» **What needs to be done**
Report how many of the lines below contain the string "murcko", counting a match only when the case is identical. Reply with the number alone.

# START OF Data to use

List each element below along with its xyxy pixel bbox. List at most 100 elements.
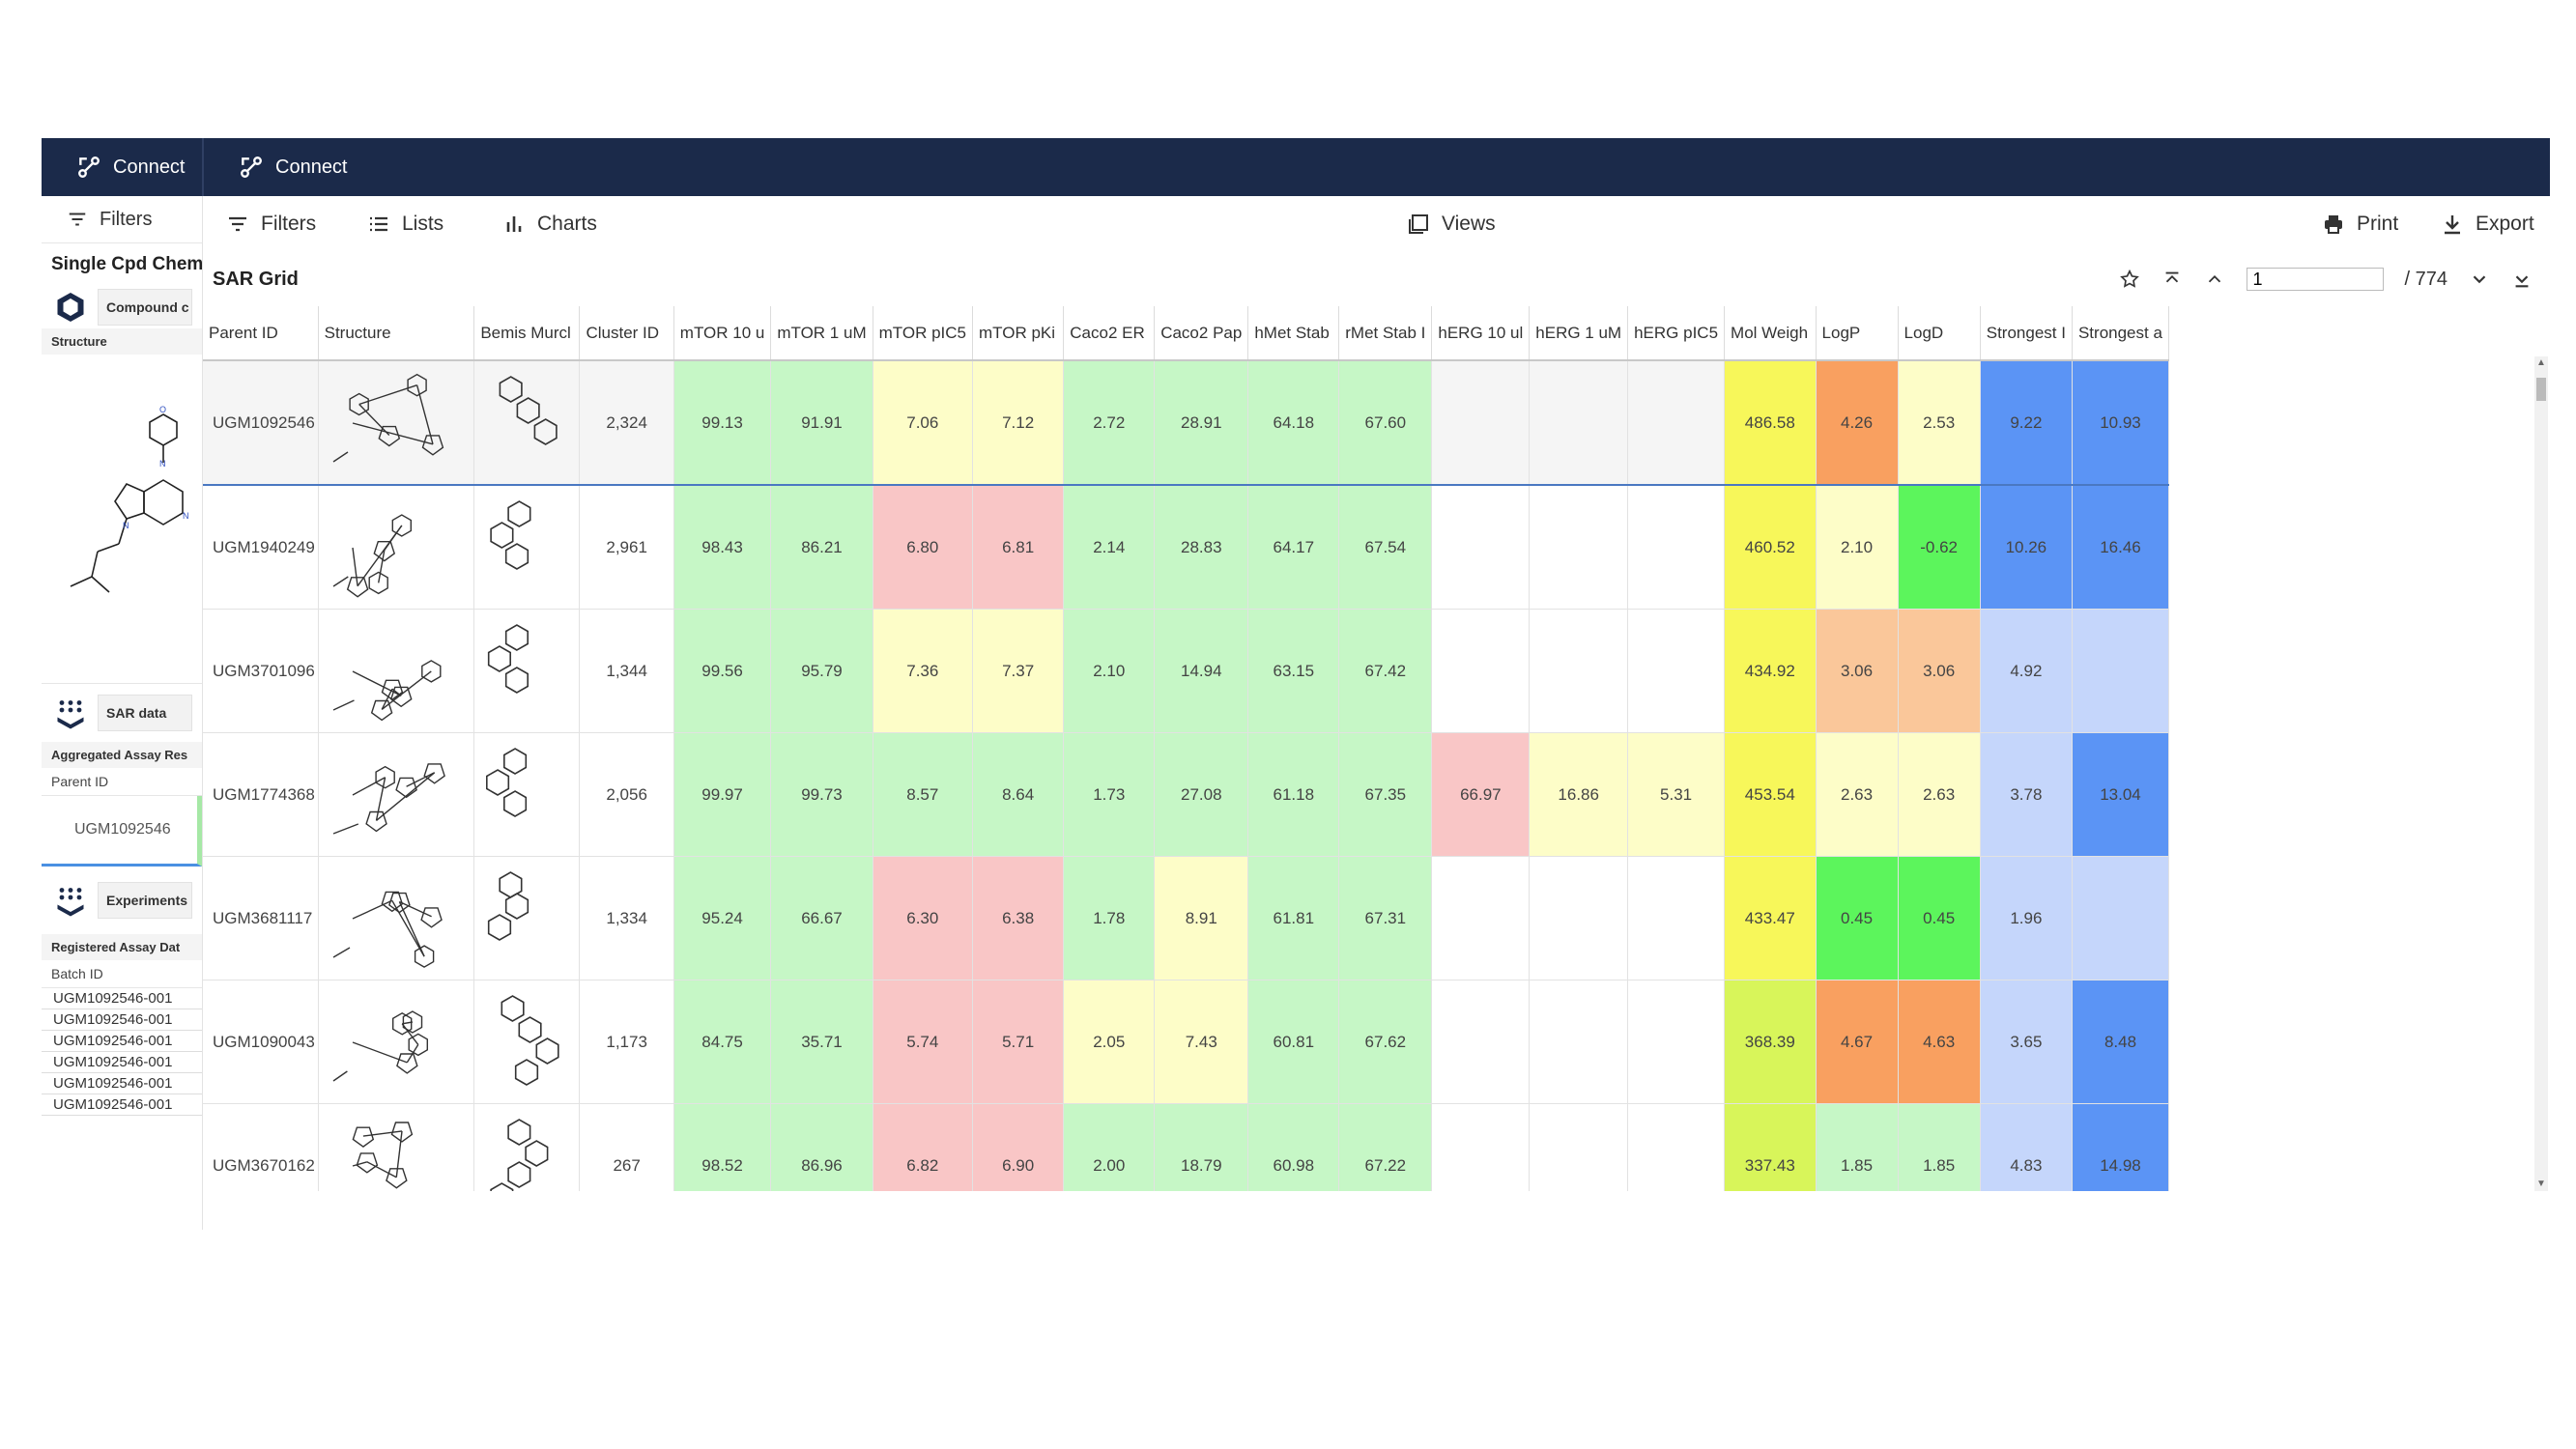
- data-cell[interactable]: 5.71: [972, 980, 1065, 1104]
- data-cell[interactable]: 368.39: [1724, 980, 1817, 1104]
- data-cell[interactable]: [2072, 856, 2169, 980]
- data-cell[interactable]: 86.21: [770, 485, 873, 610]
- last-page-icon[interactable]: [2511, 269, 2533, 290]
- column-header[interactable]: hERG 10 ul: [1431, 306, 1531, 361]
- left-filters-button[interactable]: Filters: [42, 196, 202, 243]
- data-cell[interactable]: 28.91: [1154, 360, 1249, 486]
- bemis-murcko-cell[interactable]: [473, 732, 581, 857]
- data-cell[interactable]: 6.38: [972, 856, 1065, 980]
- data-cell[interactable]: 4.67: [1816, 980, 1899, 1104]
- data-cell[interactable]: 66.97: [1431, 732, 1531, 857]
- parent-id-cell[interactable]: UGM3670162: [203, 1103, 319, 1191]
- data-cell[interactable]: [1431, 856, 1531, 980]
- data-cell[interactable]: [1431, 485, 1531, 610]
- data-cell[interactable]: 1.73: [1063, 732, 1156, 857]
- data-cell[interactable]: [1627, 980, 1726, 1104]
- data-cell[interactable]: 99.97: [673, 732, 772, 857]
- data-cell[interactable]: [1627, 856, 1726, 980]
- parent-id-cell[interactable]: UGM1090043: [203, 980, 319, 1104]
- batch-row[interactable]: UGM1092546-001: [42, 1094, 202, 1116]
- data-cell[interactable]: 99.13: [673, 360, 772, 486]
- data-cell[interactable]: 7.36: [873, 609, 973, 733]
- cube-icon[interactable]: [53, 290, 88, 325]
- data-cell[interactable]: 35.71: [770, 980, 873, 1104]
- data-cell[interactable]: 63.15: [1247, 609, 1340, 733]
- data-cell[interactable]: [1627, 360, 1726, 486]
- data-cell[interactable]: 67.31: [1338, 856, 1433, 980]
- data-cell[interactable]: [1627, 1103, 1726, 1191]
- column-header[interactable]: Parent ID: [203, 306, 319, 361]
- data-cell[interactable]: 16.86: [1529, 732, 1629, 857]
- parent-id-cell[interactable]: UGM3681117: [203, 856, 319, 980]
- bemis-murcko-cell[interactable]: [473, 1103, 581, 1191]
- data-cell[interactable]: 28.83: [1154, 485, 1249, 610]
- data-cell[interactable]: 0.45: [1816, 856, 1899, 980]
- column-header[interactable]: LogD: [1898, 306, 1981, 361]
- data-cell[interactable]: 2,961: [579, 485, 674, 610]
- data-cell[interactable]: 433.47: [1724, 856, 1817, 980]
- lists-button[interactable]: Lists: [367, 196, 444, 252]
- data-cell[interactable]: 8.48: [2072, 980, 2169, 1104]
- data-cell[interactable]: 66.67: [770, 856, 873, 980]
- column-header[interactable]: mTOR pKi: [972, 306, 1065, 361]
- bemis-murcko-cell[interactable]: [473, 980, 581, 1104]
- data-cell[interactable]: [1529, 609, 1629, 733]
- data-cell[interactable]: 3.65: [1980, 980, 2073, 1104]
- data-cell[interactable]: 98.52: [673, 1103, 772, 1191]
- data-cell[interactable]: 4.92: [1980, 609, 2073, 733]
- data-cell[interactable]: [1529, 980, 1629, 1104]
- data-cell[interactable]: 2,324: [579, 360, 674, 486]
- data-cell[interactable]: [1627, 609, 1726, 733]
- grid-dots-icon[interactable]: [53, 883, 88, 918]
- bemis-murcko-cell[interactable]: [473, 609, 581, 733]
- data-cell[interactable]: 14.94: [1154, 609, 1249, 733]
- data-cell[interactable]: 337.43: [1724, 1103, 1817, 1191]
- data-cell[interactable]: 6.81: [972, 485, 1065, 610]
- first-page-icon[interactable]: [2161, 269, 2183, 290]
- column-header[interactable]: hERG pIC5: [1627, 306, 1726, 361]
- data-cell[interactable]: 2.72: [1063, 360, 1156, 486]
- batch-row[interactable]: UGM1092546-001: [42, 1031, 202, 1052]
- batch-row[interactable]: UGM1092546-001: [42, 988, 202, 1009]
- data-cell[interactable]: 64.17: [1247, 485, 1340, 610]
- data-cell[interactable]: 10.93: [2072, 360, 2169, 486]
- data-cell[interactable]: 1,344: [579, 609, 674, 733]
- column-header[interactable]: Strongest a: [2072, 306, 2169, 361]
- data-cell[interactable]: 9.22: [1980, 360, 2073, 486]
- data-cell[interactable]: 86.96: [770, 1103, 873, 1191]
- batch-row[interactable]: UGM1092546-001: [42, 1073, 202, 1094]
- structure-cell[interactable]: [318, 980, 475, 1104]
- scroll-down-icon[interactable]: ▼: [2536, 1179, 2546, 1189]
- data-cell[interactable]: 4.63: [1898, 980, 1981, 1104]
- data-cell[interactable]: 27.08: [1154, 732, 1249, 857]
- data-cell[interactable]: [1431, 360, 1531, 486]
- data-cell[interactable]: 5.74: [873, 980, 973, 1104]
- data-cell[interactable]: 6.30: [873, 856, 973, 980]
- data-cell[interactable]: 67.54: [1338, 485, 1433, 610]
- data-cell[interactable]: 460.52: [1724, 485, 1817, 610]
- table-row[interactable]: UGM1774368 2,056 99.97 99.73 8.57 8.64 1.73 27.…: [203, 732, 2169, 857]
- data-cell[interactable]: 67.35: [1338, 732, 1433, 857]
- column-header[interactable]: mTOR 1 uM: [770, 306, 873, 361]
- data-cell[interactable]: [1431, 980, 1531, 1104]
- batch-row[interactable]: UGM1092546-001: [42, 1009, 202, 1031]
- structure-cell[interactable]: [318, 732, 475, 857]
- data-cell[interactable]: 3.06: [1816, 609, 1899, 733]
- data-cell[interactable]: 61.18: [1247, 732, 1340, 857]
- data-cell[interactable]: 95.79: [770, 609, 873, 733]
- star-icon[interactable]: [2119, 269, 2140, 290]
- data-cell[interactable]: 67.62: [1338, 980, 1433, 1104]
- data-cell[interactable]: 2.10: [1063, 609, 1156, 733]
- data-cell[interactable]: 2,056: [579, 732, 674, 857]
- data-cell[interactable]: 61.81: [1247, 856, 1340, 980]
- table-row[interactable]: UGM1092546 2,324 99.13 91.91 7.06 7.12 2.72 28.…: [203, 360, 2169, 486]
- print-button[interactable]: Print: [2322, 196, 2398, 252]
- bemis-murcko-cell[interactable]: [473, 485, 581, 610]
- column-header[interactable]: hERG 1 uM: [1529, 306, 1629, 361]
- data-cell[interactable]: 486.58: [1724, 360, 1817, 486]
- experiments-chip[interactable]: Experiments: [98, 882, 192, 919]
- data-cell[interactable]: -0.62: [1898, 485, 1981, 610]
- export-button[interactable]: Export: [2441, 196, 2534, 252]
- data-cell[interactable]: 67.42: [1338, 609, 1433, 733]
- data-cell[interactable]: 16.46: [2072, 485, 2169, 610]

# END OF Data to use

» **Worked solution**
5